Heart Attack

[This post written with Jeanne Schulz, RN, MSN]

A myocardial infarction, or MI, is commonly known as a heart attack.  An MI is damage to an area of the heart muscle caused by a lack of blood supply.

CAUSES — Almost all cases of MI occur in someone who has an underlying condition called coronary heart disease (CHD), which is due to a narrowing or blockage in the coronary arteries, due to what is known as plaque. An MI occurs when the plaque ruptures and causes a blood clot (thrombus) to form in one of the coronary arteries.  Some studies have shown that an emotional or stressful event occurs in a certain percentage of people in the days or hours before an MI.  In addition, an increase in the incidence of MIs has been noted in populations where a disaster has occurred.  Because mental stress is known to cause increases in heart rate and blood pressure as well as other changes in the cardiovascular system, it has been suggested that, in some cases, mental stress can affect the stability of a coronary artery plaque and “trigger” an MI.

Dataset =
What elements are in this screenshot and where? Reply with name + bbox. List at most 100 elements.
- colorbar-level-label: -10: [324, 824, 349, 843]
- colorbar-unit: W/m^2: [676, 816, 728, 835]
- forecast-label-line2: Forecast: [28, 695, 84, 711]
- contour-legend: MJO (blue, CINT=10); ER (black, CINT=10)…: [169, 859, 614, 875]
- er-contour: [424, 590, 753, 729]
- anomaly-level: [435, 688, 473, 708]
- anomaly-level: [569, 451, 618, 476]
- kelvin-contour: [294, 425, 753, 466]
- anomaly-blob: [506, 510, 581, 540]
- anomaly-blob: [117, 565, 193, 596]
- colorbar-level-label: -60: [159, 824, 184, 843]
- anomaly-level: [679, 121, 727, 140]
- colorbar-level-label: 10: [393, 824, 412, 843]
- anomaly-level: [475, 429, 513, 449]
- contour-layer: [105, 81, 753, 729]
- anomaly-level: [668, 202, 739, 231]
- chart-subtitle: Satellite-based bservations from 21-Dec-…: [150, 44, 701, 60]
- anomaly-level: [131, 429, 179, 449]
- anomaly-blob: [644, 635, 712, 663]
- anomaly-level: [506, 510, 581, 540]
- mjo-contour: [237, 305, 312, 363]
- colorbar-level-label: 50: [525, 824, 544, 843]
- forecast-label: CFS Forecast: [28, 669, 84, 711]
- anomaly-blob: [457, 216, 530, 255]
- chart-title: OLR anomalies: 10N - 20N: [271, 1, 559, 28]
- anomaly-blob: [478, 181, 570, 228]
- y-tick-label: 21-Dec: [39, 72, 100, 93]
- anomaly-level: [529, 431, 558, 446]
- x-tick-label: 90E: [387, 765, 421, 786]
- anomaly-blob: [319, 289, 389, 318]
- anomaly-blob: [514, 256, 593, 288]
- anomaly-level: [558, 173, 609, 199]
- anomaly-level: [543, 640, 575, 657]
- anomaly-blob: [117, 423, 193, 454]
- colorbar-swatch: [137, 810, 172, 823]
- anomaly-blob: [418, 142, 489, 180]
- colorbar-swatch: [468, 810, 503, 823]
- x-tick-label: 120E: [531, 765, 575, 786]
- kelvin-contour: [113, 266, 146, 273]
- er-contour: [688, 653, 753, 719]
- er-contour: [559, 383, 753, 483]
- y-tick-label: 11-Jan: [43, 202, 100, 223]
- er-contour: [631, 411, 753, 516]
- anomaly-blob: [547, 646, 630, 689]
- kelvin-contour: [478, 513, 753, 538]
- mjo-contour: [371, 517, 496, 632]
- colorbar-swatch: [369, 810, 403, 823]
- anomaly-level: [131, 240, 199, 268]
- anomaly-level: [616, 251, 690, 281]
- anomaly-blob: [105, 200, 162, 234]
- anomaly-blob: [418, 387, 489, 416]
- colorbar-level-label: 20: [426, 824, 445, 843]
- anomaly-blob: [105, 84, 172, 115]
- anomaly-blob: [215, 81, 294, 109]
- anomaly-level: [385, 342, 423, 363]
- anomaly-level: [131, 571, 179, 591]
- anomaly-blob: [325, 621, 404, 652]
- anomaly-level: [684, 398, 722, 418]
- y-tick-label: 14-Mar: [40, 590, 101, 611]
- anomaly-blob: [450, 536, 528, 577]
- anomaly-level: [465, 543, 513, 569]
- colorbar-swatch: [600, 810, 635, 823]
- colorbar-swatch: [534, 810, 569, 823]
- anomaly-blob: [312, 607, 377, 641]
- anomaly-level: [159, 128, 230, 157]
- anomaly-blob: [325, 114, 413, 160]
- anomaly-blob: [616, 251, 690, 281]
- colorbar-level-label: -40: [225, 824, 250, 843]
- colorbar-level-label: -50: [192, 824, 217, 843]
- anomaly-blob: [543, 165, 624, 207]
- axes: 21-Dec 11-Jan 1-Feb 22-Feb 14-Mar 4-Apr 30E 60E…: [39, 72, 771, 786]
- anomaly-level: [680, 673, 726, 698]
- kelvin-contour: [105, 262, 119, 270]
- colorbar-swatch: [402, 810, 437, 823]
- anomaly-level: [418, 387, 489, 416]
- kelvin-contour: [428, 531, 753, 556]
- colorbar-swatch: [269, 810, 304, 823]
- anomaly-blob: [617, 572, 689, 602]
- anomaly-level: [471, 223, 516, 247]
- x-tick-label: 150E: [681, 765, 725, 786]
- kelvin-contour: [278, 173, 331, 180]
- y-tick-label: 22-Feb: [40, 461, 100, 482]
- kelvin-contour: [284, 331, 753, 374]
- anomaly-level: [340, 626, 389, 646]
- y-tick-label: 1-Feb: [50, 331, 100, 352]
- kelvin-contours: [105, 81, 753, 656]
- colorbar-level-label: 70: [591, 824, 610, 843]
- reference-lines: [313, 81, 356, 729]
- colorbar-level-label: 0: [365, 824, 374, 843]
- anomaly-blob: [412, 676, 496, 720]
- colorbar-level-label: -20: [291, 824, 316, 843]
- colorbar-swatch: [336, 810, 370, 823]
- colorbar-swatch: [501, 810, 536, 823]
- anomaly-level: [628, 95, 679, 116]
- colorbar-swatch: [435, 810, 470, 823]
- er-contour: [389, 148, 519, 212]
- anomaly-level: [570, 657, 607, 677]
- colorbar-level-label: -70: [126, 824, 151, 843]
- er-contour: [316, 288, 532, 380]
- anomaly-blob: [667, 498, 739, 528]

Exercise prompt = Continue the article on heart attacks from the point where it ends.

Exercise answer =
SYMPTOMS — The “typical” complaint of a person having an MI is persistent chest discomfort, resulting from ischemia (lack of oxygen supply) involving an area of heart muscle. But there is wide variability in the symptoms a person can have when an MI is occurring. Some patients have no symptoms at all. Others, particularly women, the elderly, diabetics, and individuals with a prior diagnosis of heart failure, may have other symptoms but not report chest discomfort. Still others have a combination of chest discomfort and other complaints. Some people having an MI will experience sudden death, also known as cardiac arrest.

Many different conditions can cause pain in the chest. The ischemic chest discomfort of an MI can range from mild to severe, and typically has the following characteristics:

  • Felt as a pressure, constriction, tightness, or squeezing, versus a sharp or stabbing pain
  • Is not limited to a small area, but rather spreads through the chest
  • May radiate to other areas of the body, including the upper abdomen, shoulders, arms, neck and throat, or lower jaw and teeth
  • Comes on gradually and lasts more than a few seconds
  • Is usually not made worse by pressing on the area of the chest that is affected, by taking a deep breath or by a particular position; however, lying down may make it worse, while sitting up may produce some reduction in intensity
  • Is not relieved by antacids or food

Other symptoms of MI — A number of other symptoms can occur in the setting of an MI. They may occur in a patient with or without chest discomfort. These include:

  • Shortness of breath
  • Nausea, vomiting, or belching
  • Sweating
  • Palpitations
  • Lightheadedness
  • Fatigue
  • Fainting
  • Cardiac arrest (sudden cardiac death)

WHERE TO GET MORE INFORMATION — Your healthcare provider is the best source of information for questions and concerns related to your medical problem.   Online resources include, but are not limited to the National Heart, Lung, and Blood Institute (www.nhlbi.nih.gov) and the American Heart Association (www.americanheart.org).